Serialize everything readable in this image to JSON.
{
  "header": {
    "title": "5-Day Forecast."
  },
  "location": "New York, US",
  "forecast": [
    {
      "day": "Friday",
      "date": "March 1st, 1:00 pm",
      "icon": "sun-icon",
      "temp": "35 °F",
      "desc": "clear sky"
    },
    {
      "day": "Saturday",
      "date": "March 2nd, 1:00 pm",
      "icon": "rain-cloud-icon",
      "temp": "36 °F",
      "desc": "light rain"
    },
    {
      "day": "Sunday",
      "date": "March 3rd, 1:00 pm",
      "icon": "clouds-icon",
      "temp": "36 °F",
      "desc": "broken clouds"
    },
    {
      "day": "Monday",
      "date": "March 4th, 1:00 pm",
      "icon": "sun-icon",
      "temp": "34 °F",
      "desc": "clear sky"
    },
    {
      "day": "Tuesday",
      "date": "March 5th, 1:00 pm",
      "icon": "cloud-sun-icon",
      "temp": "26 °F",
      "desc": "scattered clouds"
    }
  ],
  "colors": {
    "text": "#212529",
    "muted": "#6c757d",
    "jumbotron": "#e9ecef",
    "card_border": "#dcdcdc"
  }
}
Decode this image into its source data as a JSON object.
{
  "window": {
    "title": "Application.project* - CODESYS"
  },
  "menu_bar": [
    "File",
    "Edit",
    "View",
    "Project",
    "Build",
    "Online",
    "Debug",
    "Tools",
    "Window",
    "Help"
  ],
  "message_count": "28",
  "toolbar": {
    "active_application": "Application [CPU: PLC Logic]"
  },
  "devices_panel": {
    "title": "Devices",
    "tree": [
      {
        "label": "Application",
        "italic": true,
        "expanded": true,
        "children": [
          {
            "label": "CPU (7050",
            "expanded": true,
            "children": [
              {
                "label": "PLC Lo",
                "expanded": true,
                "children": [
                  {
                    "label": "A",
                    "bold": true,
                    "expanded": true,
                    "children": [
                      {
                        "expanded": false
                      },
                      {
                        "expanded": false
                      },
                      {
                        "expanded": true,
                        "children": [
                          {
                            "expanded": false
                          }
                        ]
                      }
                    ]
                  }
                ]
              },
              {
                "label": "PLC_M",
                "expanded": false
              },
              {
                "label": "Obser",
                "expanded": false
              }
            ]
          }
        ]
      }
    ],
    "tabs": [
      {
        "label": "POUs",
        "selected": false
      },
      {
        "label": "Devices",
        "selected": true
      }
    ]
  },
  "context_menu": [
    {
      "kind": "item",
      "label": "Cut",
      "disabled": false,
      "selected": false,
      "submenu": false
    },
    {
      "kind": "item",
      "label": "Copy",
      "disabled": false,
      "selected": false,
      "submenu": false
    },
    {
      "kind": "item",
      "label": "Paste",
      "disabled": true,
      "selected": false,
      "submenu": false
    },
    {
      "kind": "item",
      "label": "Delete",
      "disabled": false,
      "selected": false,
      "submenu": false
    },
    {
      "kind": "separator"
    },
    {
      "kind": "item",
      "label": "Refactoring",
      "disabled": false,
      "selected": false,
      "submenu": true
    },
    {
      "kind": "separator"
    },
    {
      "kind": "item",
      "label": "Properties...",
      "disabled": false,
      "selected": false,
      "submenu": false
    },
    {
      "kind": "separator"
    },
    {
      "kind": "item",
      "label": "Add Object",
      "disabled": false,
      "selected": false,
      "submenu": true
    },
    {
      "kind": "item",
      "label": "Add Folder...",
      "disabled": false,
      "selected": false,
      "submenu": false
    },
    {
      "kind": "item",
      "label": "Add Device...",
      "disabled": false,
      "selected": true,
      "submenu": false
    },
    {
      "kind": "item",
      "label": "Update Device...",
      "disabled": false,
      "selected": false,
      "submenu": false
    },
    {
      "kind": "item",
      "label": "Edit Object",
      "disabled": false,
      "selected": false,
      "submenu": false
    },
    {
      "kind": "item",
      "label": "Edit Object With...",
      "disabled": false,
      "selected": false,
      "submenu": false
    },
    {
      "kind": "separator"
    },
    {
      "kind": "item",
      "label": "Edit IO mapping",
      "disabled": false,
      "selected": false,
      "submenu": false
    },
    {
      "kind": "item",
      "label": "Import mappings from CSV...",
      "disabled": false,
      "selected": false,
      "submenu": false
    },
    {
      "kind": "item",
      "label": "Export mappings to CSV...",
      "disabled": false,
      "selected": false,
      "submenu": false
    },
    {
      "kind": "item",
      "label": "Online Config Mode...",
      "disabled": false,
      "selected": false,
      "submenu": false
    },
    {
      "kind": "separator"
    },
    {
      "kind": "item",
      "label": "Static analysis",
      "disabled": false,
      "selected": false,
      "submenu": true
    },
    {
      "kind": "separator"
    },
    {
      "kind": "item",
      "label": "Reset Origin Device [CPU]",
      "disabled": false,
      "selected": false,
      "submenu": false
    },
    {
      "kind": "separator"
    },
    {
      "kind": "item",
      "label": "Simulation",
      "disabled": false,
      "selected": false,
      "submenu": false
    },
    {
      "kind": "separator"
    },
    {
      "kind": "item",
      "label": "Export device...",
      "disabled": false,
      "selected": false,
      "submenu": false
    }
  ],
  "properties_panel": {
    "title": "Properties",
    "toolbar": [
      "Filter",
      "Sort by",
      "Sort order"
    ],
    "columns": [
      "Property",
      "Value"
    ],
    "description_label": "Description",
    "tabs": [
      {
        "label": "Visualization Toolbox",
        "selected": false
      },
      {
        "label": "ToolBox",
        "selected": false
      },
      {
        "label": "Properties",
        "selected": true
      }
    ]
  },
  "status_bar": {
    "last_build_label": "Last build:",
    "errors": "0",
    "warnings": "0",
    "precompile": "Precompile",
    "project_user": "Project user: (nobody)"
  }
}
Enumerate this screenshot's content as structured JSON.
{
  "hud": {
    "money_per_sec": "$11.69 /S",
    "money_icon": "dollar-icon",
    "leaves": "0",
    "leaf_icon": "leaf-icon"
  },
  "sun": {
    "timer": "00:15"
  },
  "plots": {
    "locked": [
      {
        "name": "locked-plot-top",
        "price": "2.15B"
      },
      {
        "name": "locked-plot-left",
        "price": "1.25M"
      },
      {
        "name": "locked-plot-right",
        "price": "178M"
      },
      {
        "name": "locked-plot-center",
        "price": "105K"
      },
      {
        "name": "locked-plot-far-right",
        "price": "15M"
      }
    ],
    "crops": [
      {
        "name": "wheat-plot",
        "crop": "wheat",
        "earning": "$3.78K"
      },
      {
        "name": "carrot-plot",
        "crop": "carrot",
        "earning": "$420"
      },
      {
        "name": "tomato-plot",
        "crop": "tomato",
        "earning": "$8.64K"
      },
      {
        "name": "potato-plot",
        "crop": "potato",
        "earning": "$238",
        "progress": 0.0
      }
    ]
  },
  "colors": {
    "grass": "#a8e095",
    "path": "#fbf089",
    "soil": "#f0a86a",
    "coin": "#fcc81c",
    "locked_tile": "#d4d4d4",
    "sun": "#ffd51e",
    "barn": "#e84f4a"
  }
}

----------

#### Problem to solve
Retype each record exactly, leaving nothing out.

#### Task result
Serialize everything readable in this image to JSON.
{
  "header": {
    "title": "5-Day Forecast."
  },
  "location": "New York, US",
  "forecast": [
    {
      "day": "Friday",
      "date": "March 1st, 1:00 pm",
      "icon": "sun-icon",
      "temp": "35 °F",
      "desc": "clear sky"
    },
    {
      "day": "Saturday",
      "date": "March 2nd, 1:00 pm",
      "icon": "rain-cloud-icon",
      "temp": "36 °F",
      "desc": "light rain"
    },
    {
      "day": "Sunday",
      "date": "March 3rd, 1:00 pm",
      "icon": "clouds-icon",
      "temp": "36 °F",
      "desc": "broken clouds"
    },
    {
      "day": "Monday",
      "date": "March 4th, 1:00 pm",
      "icon": "sun-icon",
      "temp": "34 °F",
      "desc": "clear sky"
    },
    {
      "day": "Tuesday",
      "date": "March 5th, 1:00 pm",
      "icon": "cloud-sun-icon",
      "temp": "26 °F",
      "desc": "scattered clouds"
    }
  ],
  "colors": {
    "text": "#212529",
    "muted": "#6c757d",
    "jumbotron": "#e9ecef",
    "card_border": "#dcdcdc"
  }
}
Decode this image into its source data as a JSON object.
{
  "window": {
    "title": "Application.project* - CODESYS"
  },
  "menu_bar": [
    "File",
    "Edit",
    "View",
    "Project",
    "Build",
    "Online",
    "Debug",
    "Tools",
    "Window",
    "Help"
  ],
  "message_count": "28",
  "toolbar": {
    "active_application": "Application [CPU: PLC Logic]"
  },
  "devices_panel": {
    "title": "Devices",
    "tree": [
      {
        "label": "Application",
        "italic": true,
        "expanded": true,
        "children": [
          {
            "label": "CPU (7050",
            "expanded": true,
            "children": [
              {
                "label": "PLC Lo",
                "expanded": true,
                "children": [
                  {
                    "label": "A",
                    "bold": true,
                    "expanded": true,
                    "children": [
                      {
                        "expanded": false
                      },
                      {
                        "expanded": false
                      },
                      {
                        "expanded": true,
                        "children": [
                          {
                            "expanded": false
                          }
                        ]
                      }
                    ]
                  }
                ]
              },
              {
                "label": "PLC_M",
                "expanded": false
              },
              {
                "label": "Obser",
                "expanded": false
              }
            ]
          }
        ]
      }
    ],
    "tabs": [
      {
        "label": "POUs",
        "selected": false
      },
      {
        "label": "Devices",
        "selected": true
      }
    ]
  },
  "context_menu": [
    {
      "kind": "item",
      "label": "Cut",
      "disabled": false,
      "selected": false,
      "submenu": false
    },
    {
      "kind": "item",
      "label": "Copy",
      "disabled": false,
      "selected": false,
      "submenu": false
    },
    {
      "kind": "item",
      "label": "Paste",
      "disabled": true,
      "selected": false,
      "submenu": false
    },
    {
      "kind": "item",
      "label": "Delete",
      "disabled": false,
      "selected": false,
      "submenu": false
    },
    {
      "kind": "separator"
    },
    {
      "kind": "item",
      "label": "Refactoring",
      "disabled": false,
      "selected": false,
      "submenu": true
    },
    {
      "kind": "separator"
    },
    {
      "kind": "item",
      "label": "Properties...",
      "disabled": false,
      "selected": false,
      "submenu": false
    },
    {
      "kind": "separator"
    },
    {
      "kind": "item",
      "label": "Add Object",
      "disabled": false,
      "selected": false,
      "submenu": true
    },
    {
      "kind": "item",
      "label": "Add Folder...",
      "disabled": false,
      "selected": false,
      "submenu": false
    },
    {
      "kind": "item",
      "label": "Add Device...",
      "disabled": false,
      "selected": true,
      "submenu": false
    },
    {
      "kind": "item",
      "label": "Update Device...",
      "disabled": false,
      "selected": false,
      "submenu": false
    },
    {
      "kind": "item",
      "label": "Edit Object",
      "disabled": false,
      "selected": false,
      "submenu": false
    },
    {
      "kind": "item",
      "label": "Edit Object With...",
      "disabled": false,
      "selected": false,
      "submenu": false
    },
    {
      "kind": "separator"
    },
    {
      "kind": "item",
      "label": "Edit IO mapping",
      "disabled": false,
      "selected": false,
      "submenu": false
    },
    {
      "kind": "item",
      "label": "Import mappings from CSV...",
      "disabled": false,
      "selected": false,
      "submenu": false
    },
    {
      "kind": "item",
      "label": "Export mappings to CSV...",
      "disabled": false,
      "selected": false,
      "submenu": false
    },
    {
      "kind": "item",
      "label": "Online Config Mode...",
      "disabled": false,
      "selected": false,
      "submenu": false
    },
    {
      "kind": "separator"
    },
    {
      "kind": "item",
      "label": "Static analysis",
      "disabled": false,
      "selected": false,
      "submenu": true
    },
    {
      "kind": "separator"
    },
    {
      "kind": "item",
      "label": "Reset Origin Device [CPU]",
      "disabled": false,
      "selected": false,
      "submenu": false
    },
    {
      "kind": "separator"
    },
    {
      "kind": "item",
      "label": "Simulation",
      "disabled": false,
      "selected": false,
      "submenu": false
    },
    {
      "kind": "separator"
    },
    {
      "kind": "item",
      "label": "Export device...",
      "disabled": false,
      "selected": false,
      "submenu": false
    }
  ],
  "properties_panel": {
    "title": "Properties",
    "toolbar": [
      "Filter",
      "Sort by",
      "Sort order"
    ],
    "columns": [
      "Property",
      "Value"
    ],
    "description_label": "Description",
    "tabs": [
      {
        "label": "Visualization Toolbox",
        "selected": false
      },
      {
        "label": "ToolBox",
        "selected": false
      },
      {
        "label": "Properties",
        "selected": true
      }
    ]
  },
  "status_bar": {
    "last_build_label": "Last build:",
    "errors": "0",
    "warnings": "0",
    "precompile": "Precompile",
    "project_user": "Project user: (nobody)"
  }
}
Enumerate this screenshot's content as structured JSON.
{
  "hud": {
    "money_per_sec": "$11.69 /S",
    "money_icon": "dollar-icon",
    "leaves": "0",
    "leaf_icon": "leaf-icon"
  },
  "sun": {
    "timer": "00:15"
  },
  "plots": {
    "locked": [
      {
        "name": "locked-plot-top",
        "price": "2.15B"
      },
      {
        "name": "locked-plot-left",
        "price": "1.25M"
      },
      {
        "name": "locked-plot-right",
        "price": "178M"
      },
      {
        "name": "locked-plot-center",
        "price": "105K"
      },
      {
        "name": "locked-plot-far-right",
        "price": "15M"
      }
    ],
    "crops": [
      {
        "name": "wheat-plot",
        "crop": "wheat",
        "earning": "$3.78K"
      },
      {
        "name": "carrot-plot",
        "crop": "carrot",
        "earning": "$420"
      },
      {
        "name": "tomato-plot",
        "crop": "tomato",
        "earning": "$8.64K"
      },
      {
        "name": "potato-plot",
        "crop": "potato",
        "earning": "$238",
        "progress": 0.0
      }
    ]
  },
  "colors": {
    "grass": "#a8e095",
    "path": "#fbf089",
    "soil": "#f0a86a",
    "coin": "#fcc81c",
    "locked_tile": "#d4d4d4",
    "sun": "#ffd51e",
    "barn": "#e84f4a"
  }
}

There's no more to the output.